• [Prompt]: Pick out each line of the records that includes the string "around", and copy it.

• [Items from a data source]:
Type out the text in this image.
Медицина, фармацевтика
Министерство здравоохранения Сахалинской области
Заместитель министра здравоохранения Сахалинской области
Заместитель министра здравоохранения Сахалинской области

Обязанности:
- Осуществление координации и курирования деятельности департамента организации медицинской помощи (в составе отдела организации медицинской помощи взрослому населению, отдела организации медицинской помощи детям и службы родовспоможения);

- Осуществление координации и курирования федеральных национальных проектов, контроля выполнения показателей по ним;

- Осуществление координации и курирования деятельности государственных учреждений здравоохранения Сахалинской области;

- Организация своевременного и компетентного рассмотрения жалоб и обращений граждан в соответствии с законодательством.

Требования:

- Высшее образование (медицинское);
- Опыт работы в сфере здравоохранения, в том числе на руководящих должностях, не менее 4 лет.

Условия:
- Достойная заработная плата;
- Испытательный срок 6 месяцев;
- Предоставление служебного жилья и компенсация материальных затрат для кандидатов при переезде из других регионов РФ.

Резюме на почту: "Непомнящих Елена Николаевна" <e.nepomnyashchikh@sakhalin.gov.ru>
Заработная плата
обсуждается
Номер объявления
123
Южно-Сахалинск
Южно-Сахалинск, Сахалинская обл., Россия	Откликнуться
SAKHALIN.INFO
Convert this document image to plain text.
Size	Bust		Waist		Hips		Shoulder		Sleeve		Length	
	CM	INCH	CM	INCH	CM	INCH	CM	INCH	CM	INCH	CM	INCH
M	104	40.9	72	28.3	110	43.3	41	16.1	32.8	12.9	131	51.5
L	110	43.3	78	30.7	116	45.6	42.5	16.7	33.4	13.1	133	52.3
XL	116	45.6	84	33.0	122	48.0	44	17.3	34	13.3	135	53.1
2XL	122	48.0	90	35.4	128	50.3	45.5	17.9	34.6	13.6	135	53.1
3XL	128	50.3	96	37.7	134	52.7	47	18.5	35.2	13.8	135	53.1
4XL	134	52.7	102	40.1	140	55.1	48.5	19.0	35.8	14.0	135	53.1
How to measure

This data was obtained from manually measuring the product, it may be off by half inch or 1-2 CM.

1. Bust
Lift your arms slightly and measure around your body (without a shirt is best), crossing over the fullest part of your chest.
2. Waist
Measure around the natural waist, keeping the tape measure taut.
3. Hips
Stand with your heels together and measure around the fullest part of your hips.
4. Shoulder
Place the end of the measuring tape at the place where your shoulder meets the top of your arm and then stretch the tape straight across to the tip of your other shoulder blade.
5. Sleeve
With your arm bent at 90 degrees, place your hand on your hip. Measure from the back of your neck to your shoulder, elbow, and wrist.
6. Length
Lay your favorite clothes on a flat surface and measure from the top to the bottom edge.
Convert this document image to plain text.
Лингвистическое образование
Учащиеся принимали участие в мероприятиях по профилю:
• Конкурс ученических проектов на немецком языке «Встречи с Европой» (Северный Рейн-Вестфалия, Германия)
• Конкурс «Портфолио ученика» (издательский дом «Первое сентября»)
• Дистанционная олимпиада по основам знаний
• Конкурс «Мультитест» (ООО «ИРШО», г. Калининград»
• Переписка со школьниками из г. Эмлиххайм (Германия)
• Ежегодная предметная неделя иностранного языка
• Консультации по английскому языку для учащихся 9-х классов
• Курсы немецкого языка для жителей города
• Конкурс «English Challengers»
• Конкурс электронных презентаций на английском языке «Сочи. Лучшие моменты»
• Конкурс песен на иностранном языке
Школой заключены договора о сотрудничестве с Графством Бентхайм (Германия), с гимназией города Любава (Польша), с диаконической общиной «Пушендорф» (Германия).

• [Task response]:
Lift your arms slightly and measure around your body (without a shirt is best), crossing over the fullest part of your chest.
Measure around the natural waist, keeping the tape measure taut.
Stand with your heels together and measure around the fullest part of your hips.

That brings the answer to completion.